Copy every line that mentions the word "more".

Dataset records:
%%
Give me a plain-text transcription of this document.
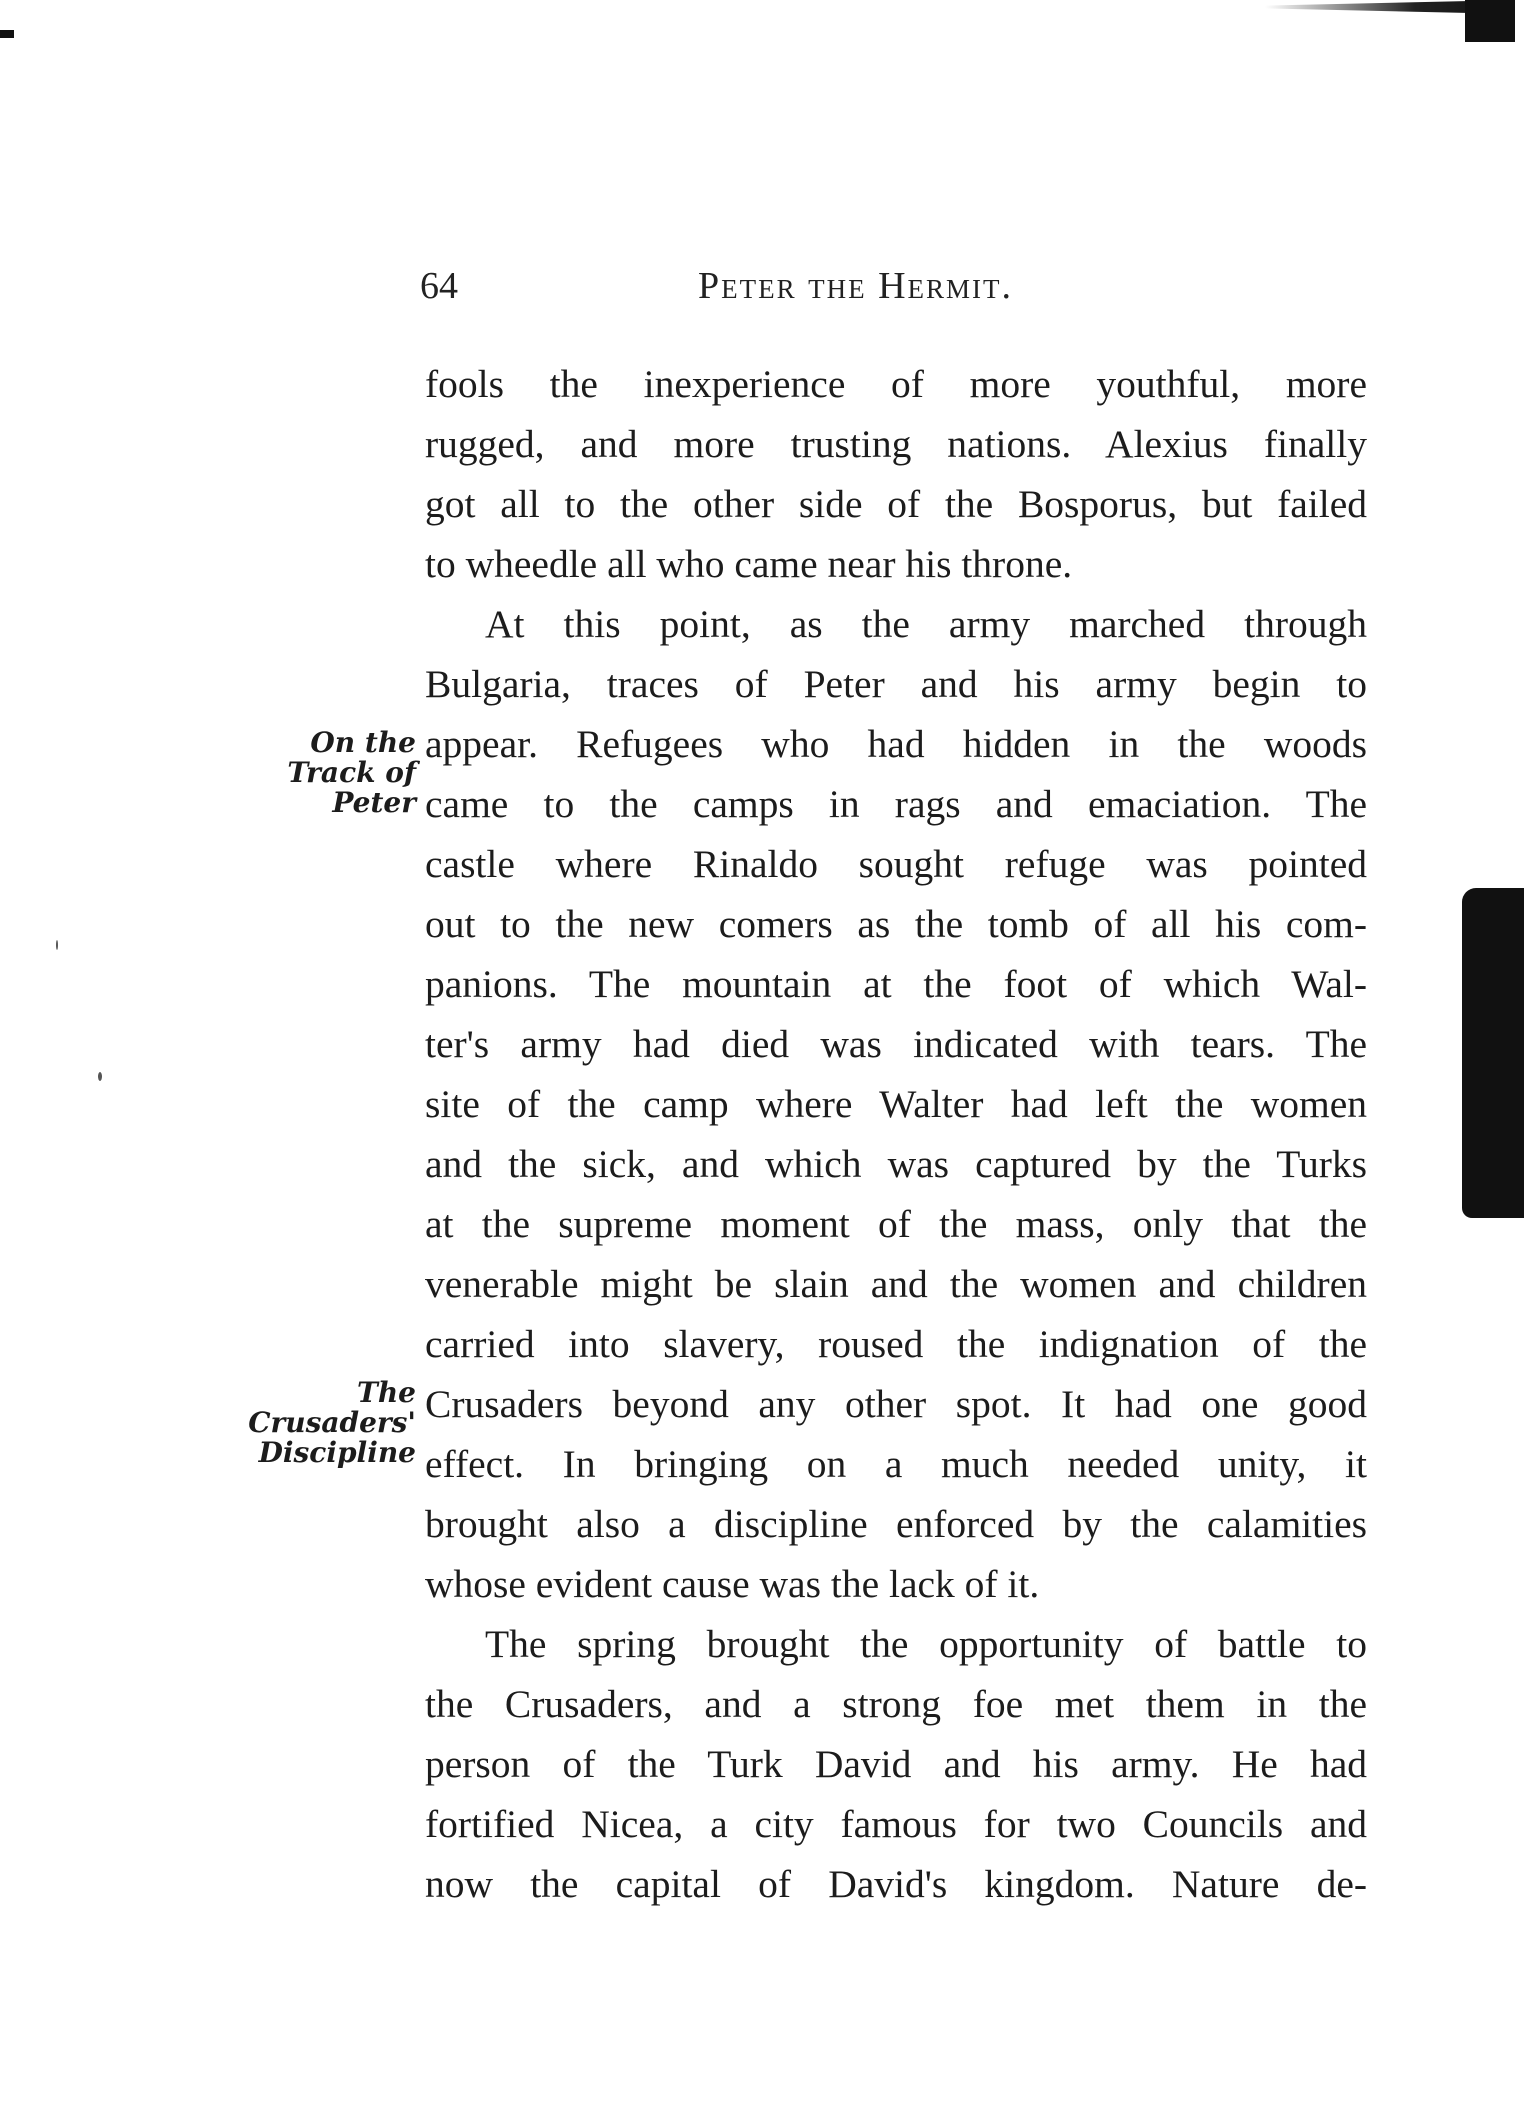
64	Peter the Hermit.
fools the inexperience of more youthful, more
rugged, and more trusting nations. Alexius finally
got all to the other side of the Bosporus, but failed
to wheedle all who came near his throne.
At this point, as the army marched through
Bulgaria, traces of Peter and his army begin to
appear. Refugees who had hidden in the woods
came to the camps in rags and emaciation. The
castle where Rinaldo sought refuge was pointed
out to the new comers as the tomb of all his com-
panions. The mountain at the foot of which Wal-
ter's army had died was indicated with tears. The
site of the camp where Walter had left the women
and the sick, and which was captured by the Turks
at the supreme moment of the mass, only that the
venerable might be slain and the women and children
carried into slavery, roused the indignation of the
Crusaders beyond any other spot. It had one good
effect. In bringing on a much needed unity, it
brought also a discipline enforced by the calamities
whose evident cause was the lack of it.
The spring brought the opportunity of battle to
the Crusaders, and a strong foe met them in the
person of the Turk David and his army. He had
fortified Nicea, a city famous for two Councils and
now the capital of David's kingdom. Nature de-
On the
Track of
Peter
The
Crusaders'
Discipline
%%
- **Full response**
fools the inexperience of more youthful, more
rugged, and more trusting nations. Alexius finally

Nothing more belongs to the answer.